═══ AVAILABLE RECORDS ═══

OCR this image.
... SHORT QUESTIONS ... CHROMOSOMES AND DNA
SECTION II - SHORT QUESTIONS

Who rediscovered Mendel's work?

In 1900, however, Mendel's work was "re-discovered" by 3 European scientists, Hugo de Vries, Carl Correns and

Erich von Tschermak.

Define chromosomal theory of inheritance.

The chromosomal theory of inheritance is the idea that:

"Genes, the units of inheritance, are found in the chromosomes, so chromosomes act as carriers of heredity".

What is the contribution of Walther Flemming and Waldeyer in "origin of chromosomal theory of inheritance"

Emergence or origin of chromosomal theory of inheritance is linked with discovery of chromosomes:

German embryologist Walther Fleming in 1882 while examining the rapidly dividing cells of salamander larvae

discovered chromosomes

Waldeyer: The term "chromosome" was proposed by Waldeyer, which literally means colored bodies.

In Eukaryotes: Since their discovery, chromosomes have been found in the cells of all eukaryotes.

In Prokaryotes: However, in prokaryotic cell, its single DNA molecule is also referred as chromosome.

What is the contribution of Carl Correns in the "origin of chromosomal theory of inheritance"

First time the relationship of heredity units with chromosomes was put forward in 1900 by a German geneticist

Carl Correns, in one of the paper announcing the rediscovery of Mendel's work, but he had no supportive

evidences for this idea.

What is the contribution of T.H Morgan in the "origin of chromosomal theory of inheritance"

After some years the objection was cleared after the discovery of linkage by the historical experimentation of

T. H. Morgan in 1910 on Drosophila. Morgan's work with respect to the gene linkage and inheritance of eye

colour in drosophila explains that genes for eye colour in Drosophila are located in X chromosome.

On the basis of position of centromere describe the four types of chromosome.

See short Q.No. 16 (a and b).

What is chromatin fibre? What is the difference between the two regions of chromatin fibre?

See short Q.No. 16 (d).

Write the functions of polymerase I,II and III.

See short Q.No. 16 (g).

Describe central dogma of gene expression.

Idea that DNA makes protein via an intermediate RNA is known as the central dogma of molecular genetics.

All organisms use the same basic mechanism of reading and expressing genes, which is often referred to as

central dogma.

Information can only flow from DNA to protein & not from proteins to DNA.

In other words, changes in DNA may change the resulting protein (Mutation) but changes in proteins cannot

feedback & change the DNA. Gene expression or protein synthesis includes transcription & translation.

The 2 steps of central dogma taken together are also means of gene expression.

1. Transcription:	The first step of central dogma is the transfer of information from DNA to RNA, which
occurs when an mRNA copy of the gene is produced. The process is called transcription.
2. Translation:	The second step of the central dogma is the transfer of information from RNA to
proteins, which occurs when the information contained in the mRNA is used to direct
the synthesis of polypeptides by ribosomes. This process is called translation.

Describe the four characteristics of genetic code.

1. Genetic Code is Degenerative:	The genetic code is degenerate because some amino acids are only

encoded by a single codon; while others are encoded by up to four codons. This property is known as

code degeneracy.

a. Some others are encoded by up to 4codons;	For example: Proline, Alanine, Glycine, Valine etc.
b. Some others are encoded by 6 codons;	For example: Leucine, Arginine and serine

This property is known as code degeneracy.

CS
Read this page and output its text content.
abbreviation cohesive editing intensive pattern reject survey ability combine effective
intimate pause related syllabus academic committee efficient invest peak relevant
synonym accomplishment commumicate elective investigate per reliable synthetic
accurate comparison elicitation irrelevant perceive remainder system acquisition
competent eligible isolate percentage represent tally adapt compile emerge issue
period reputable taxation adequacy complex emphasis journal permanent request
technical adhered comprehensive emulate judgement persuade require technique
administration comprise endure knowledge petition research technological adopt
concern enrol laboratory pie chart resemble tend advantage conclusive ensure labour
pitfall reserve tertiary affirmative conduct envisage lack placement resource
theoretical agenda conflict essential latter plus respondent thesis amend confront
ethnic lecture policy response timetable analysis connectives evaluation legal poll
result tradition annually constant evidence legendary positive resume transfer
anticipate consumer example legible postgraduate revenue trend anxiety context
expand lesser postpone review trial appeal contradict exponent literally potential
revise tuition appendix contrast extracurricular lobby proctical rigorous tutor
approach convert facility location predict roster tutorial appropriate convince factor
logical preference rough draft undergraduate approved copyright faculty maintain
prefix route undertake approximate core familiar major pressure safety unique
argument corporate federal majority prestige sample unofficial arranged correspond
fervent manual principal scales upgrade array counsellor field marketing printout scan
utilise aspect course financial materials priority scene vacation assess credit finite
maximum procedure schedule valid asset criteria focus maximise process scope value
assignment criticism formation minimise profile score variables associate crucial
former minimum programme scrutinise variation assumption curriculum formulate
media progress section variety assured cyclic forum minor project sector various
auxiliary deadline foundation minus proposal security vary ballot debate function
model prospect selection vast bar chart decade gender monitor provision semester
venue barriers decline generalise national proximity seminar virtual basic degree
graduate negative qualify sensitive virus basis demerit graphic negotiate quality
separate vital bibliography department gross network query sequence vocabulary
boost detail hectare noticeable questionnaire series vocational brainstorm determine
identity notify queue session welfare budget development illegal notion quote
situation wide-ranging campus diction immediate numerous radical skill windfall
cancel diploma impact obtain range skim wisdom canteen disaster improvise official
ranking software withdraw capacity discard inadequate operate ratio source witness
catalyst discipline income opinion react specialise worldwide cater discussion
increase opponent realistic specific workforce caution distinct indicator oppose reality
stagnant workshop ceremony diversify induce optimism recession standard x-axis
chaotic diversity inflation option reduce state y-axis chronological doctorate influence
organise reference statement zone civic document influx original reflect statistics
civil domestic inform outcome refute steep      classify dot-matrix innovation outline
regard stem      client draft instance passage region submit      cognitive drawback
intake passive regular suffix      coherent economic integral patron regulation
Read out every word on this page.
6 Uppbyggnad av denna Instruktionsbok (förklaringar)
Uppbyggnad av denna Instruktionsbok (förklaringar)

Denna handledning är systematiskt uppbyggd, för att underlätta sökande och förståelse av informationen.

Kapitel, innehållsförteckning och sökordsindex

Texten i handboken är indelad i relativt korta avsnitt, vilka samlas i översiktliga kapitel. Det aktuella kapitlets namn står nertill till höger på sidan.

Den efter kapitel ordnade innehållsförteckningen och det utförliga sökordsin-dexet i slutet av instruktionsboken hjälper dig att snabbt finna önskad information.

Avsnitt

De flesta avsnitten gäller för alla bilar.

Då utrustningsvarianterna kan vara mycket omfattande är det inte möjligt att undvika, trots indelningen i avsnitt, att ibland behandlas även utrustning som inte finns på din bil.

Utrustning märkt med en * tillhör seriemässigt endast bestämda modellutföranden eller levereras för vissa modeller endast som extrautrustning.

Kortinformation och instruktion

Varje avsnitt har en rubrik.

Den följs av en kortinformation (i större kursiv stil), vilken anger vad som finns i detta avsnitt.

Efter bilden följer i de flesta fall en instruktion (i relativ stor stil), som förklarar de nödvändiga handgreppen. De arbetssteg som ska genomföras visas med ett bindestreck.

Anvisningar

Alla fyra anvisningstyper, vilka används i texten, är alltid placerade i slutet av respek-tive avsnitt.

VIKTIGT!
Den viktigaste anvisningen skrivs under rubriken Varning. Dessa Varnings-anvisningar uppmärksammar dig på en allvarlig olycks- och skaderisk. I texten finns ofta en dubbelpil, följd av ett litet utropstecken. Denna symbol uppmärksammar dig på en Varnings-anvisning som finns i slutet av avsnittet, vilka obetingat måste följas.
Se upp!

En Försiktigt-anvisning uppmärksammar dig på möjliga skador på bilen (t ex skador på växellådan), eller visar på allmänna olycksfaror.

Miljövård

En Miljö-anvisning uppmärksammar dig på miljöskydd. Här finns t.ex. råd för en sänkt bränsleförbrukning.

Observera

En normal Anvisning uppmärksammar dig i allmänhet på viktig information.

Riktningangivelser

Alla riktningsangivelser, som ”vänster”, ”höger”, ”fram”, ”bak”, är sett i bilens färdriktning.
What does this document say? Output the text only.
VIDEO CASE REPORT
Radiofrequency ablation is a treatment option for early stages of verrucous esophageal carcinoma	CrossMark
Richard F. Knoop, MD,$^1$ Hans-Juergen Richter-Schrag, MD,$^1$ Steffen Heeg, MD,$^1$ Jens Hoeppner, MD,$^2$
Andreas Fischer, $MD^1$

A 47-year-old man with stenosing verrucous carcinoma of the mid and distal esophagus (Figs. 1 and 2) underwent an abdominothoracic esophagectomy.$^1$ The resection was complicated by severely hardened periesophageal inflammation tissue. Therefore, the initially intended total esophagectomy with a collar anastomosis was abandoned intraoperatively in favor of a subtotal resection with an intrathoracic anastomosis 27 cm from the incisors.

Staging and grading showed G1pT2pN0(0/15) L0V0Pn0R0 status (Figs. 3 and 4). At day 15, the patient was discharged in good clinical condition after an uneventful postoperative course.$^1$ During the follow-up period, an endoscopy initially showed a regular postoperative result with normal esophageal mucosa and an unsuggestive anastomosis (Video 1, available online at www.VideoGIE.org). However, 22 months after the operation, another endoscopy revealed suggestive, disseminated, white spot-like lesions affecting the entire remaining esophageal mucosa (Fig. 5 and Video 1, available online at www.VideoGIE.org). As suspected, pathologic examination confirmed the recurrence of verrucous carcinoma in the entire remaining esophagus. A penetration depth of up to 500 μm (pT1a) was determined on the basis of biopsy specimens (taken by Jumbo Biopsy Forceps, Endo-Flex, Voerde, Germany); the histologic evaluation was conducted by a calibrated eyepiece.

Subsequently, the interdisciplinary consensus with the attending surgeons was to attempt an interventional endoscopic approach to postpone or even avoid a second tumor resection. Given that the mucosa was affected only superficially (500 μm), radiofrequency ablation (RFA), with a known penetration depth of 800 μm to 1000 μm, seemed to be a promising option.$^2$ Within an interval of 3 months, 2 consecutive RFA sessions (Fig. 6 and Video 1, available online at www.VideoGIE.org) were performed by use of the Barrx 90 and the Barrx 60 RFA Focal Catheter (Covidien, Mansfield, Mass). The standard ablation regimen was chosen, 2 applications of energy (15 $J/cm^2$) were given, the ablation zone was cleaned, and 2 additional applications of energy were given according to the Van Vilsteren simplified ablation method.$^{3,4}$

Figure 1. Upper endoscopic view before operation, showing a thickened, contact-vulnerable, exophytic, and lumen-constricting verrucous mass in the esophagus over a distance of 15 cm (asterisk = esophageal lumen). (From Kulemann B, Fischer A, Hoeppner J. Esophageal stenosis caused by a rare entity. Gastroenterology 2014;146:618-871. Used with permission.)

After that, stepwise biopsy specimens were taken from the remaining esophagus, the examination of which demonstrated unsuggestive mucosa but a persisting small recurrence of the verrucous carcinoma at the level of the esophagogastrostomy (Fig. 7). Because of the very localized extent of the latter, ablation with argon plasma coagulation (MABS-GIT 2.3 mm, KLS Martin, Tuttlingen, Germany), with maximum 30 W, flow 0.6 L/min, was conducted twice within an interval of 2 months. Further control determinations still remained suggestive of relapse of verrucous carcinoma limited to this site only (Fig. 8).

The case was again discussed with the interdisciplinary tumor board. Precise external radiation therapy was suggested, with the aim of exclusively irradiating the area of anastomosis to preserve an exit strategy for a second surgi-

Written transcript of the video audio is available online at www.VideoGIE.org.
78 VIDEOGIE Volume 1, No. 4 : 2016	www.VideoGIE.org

═══

* PROBLEM DESCRIPTION
Would you copy all lines in the records where the string "heredity" appears?

* EXPECTED ANSWER
"Genes, the units of inheritance, are found in the chromosomes, so chromosomes act as carriers of heredity".
First time the relationship of heredity units with chromosomes was put forward in 1900 by a German geneticist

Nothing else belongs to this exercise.